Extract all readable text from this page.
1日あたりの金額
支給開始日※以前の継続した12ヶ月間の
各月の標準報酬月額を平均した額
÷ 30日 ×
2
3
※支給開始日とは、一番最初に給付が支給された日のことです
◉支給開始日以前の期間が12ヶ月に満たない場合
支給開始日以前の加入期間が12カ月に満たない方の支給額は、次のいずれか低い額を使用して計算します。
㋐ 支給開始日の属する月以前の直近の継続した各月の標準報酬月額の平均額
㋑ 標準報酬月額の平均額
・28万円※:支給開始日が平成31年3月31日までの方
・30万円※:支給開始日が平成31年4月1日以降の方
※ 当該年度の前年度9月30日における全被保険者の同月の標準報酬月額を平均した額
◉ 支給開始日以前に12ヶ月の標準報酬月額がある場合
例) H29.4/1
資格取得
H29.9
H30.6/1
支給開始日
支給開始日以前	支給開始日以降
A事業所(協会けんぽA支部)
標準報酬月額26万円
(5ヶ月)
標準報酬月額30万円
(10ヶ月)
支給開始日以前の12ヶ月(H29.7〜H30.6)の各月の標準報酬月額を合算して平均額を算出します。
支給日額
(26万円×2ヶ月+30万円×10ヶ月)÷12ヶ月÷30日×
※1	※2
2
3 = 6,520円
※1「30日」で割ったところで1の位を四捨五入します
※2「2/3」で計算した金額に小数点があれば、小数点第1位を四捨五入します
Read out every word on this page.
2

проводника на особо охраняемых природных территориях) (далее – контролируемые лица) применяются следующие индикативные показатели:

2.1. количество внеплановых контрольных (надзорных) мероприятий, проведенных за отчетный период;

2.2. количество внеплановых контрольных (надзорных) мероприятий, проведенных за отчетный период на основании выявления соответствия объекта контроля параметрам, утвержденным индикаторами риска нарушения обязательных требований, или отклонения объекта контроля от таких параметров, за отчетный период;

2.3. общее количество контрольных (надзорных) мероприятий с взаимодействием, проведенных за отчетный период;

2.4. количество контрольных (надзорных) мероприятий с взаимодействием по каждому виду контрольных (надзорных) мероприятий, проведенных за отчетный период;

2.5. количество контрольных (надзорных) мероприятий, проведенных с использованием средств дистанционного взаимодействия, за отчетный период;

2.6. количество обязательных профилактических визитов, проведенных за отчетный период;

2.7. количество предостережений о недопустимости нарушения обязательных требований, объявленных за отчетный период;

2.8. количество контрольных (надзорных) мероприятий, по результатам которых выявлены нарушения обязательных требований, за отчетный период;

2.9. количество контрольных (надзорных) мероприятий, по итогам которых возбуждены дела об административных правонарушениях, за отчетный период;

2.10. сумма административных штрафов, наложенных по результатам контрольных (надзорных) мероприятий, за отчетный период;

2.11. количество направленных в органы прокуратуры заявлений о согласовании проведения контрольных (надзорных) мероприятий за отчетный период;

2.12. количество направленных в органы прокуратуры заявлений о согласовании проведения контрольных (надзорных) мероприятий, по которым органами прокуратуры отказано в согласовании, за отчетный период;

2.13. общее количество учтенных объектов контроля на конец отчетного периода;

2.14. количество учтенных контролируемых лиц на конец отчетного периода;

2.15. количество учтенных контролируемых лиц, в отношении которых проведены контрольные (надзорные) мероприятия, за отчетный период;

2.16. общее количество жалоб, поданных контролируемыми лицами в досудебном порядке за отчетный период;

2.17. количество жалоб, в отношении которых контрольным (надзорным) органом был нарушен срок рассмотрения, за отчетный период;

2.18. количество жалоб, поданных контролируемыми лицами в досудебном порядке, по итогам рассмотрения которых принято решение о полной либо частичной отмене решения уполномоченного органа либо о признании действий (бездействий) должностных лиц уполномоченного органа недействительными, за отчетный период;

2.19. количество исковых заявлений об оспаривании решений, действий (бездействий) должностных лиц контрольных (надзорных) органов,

★ ★ ★ ★

Task goal —
Gather from the records above every line containing the string "page".

Answer in full —
Extract all readable text from this page.
Read out every word on this page.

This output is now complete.